§ **What is being asked**
What lines of the data hold the string "marker"? Pull each one out.

§ **Source records**
↓↓↓
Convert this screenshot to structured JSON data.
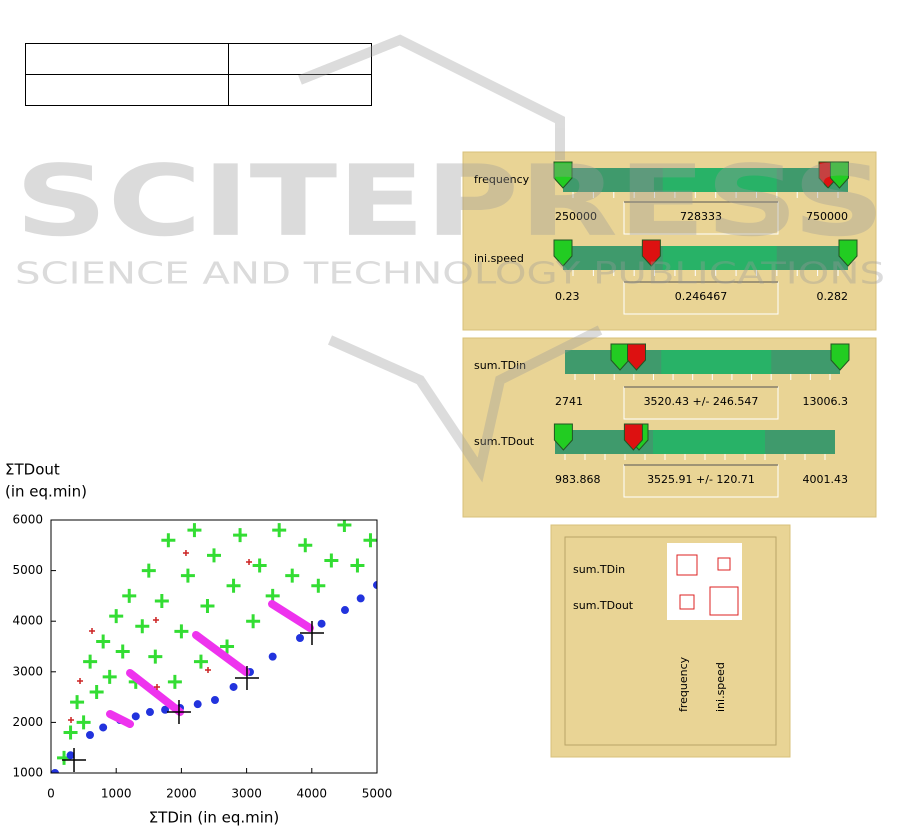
{
  "watermark": {
    "title": "SCITEPRESS",
    "subtitle": "SCIENCE AND TECHNOLOGY PUBLICATIONS"
  },
  "chart_data": {
    "type": "scatter",
    "ylabel": [
      "ΣTDout",
      "(in eq.min)"
    ],
    "xlabel": "ΣTDin (in eq.min)",
    "xlim": [
      0,
      5000
    ],
    "ylim": [
      1000,
      6000
    ],
    "xticks": [
      0,
      1000,
      2000,
      3000,
      4000,
      5000
    ],
    "yticks": [
      1000,
      2000,
      3000,
      4000,
      5000,
      6000
    ],
    "series": [
      {
        "color": "#33dd33",
        "marker": "cross",
        "x": [
          200,
          300,
          400,
          500,
          600,
          700,
          800,
          900,
          1000,
          1100,
          1200,
          1300,
          1400,
          1500,
          1600,
          1700,
          1800,
          1900,
          2000,
          2100,
          2200,
          2300,
          2400,
          2500,
          2700,
          2800,
          2900,
          3100,
          3200,
          3400,
          3500,
          3700,
          3900,
          4100,
          4300,
          4500,
          4700,
          4900
        ],
        "y": [
          1300,
          1800,
          2400,
          2000,
          3200,
          2600,
          3600,
          2900,
          4100,
          3400,
          4500,
          2800,
          3900,
          5000,
          3300,
          4400,
          5600,
          2800,
          3800,
          4900,
          5800,
          3200,
          4300,
          5300,
          3500,
          4700,
          5700,
          4000,
          5100,
          4500,
          5800,
          4900,
          5500,
          4700,
          5200,
          5900,
          5100,
          5600
        ]
      },
      {
        "color": "#2233dd",
        "marker": "dot",
        "x": [
          61,
          300,
          598,
          800,
          1058,
          1300,
          1518,
          1750,
          1979,
          2250,
          2515,
          2800,
          3052,
          3400,
          3819,
          4150,
          4509,
          4750,
          5000
        ],
        "y": [
          1000,
          1350,
          1751,
          1900,
          2047,
          2120,
          2205,
          2250,
          2285,
          2360,
          2443,
          2700,
          2996,
          3300,
          3668,
          3950,
          4221,
          4450,
          4715
        ]
      },
      {
        "color": "#ee33ee",
        "marker": "line",
        "x": [
          905,
          1212,
          null,
          1212,
          1979,
          null,
          2224,
          2991,
          null,
          3390,
          3972
        ],
        "y": [
          2166,
          1968,
          null,
          2976,
          2205,
          null,
          3727,
          2996,
          null,
          4340,
          3866
        ]
      },
      {
        "color": "#cc2222",
        "marker": "plus",
        "x": [
          307,
          445,
          629,
          2070,
          1610,
          1626,
          2408,
          3037
        ],
        "y": [
          2047,
          2818,
          3806,
          5348,
          4024,
          2700,
          3036,
          5170
        ]
      },
      {
        "color": "#000000",
        "marker": "bigcross",
        "x": [
          353,
          1963,
          3006,
          4003
        ],
        "y": [
          1257,
          2205,
          2877,
          3767
        ]
      }
    ]
  },
  "slider_panels": [
    [
      {
        "label": "frequency",
        "min": "250000",
        "value": "728333",
        "max": "750000"
      },
      {
        "label": "ini.speed",
        "min": "0.23",
        "value": "0.246467",
        "max": "0.282"
      }
    ],
    [
      {
        "label": "sum.TDin",
        "min": "2741",
        "value": "3520.43 +/- 246.547",
        "max": "13006.3"
      },
      {
        "label": "sum.TDout",
        "min": "983.868",
        "value": "3525.91 +/- 120.71",
        "max": "4001.43"
      }
    ]
  ],
  "matrix": {
    "rows": [
      "sum.TDin",
      "sum.TDout"
    ],
    "columns": [
      "frequency",
      "ini.speed"
    ]
  }
}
↑↑↑
§ **Task answer**
        "marker": "cross",
        "marker": "dot",
        "marker": "line",
        "marker": "plus",
        "marker": "bigcross",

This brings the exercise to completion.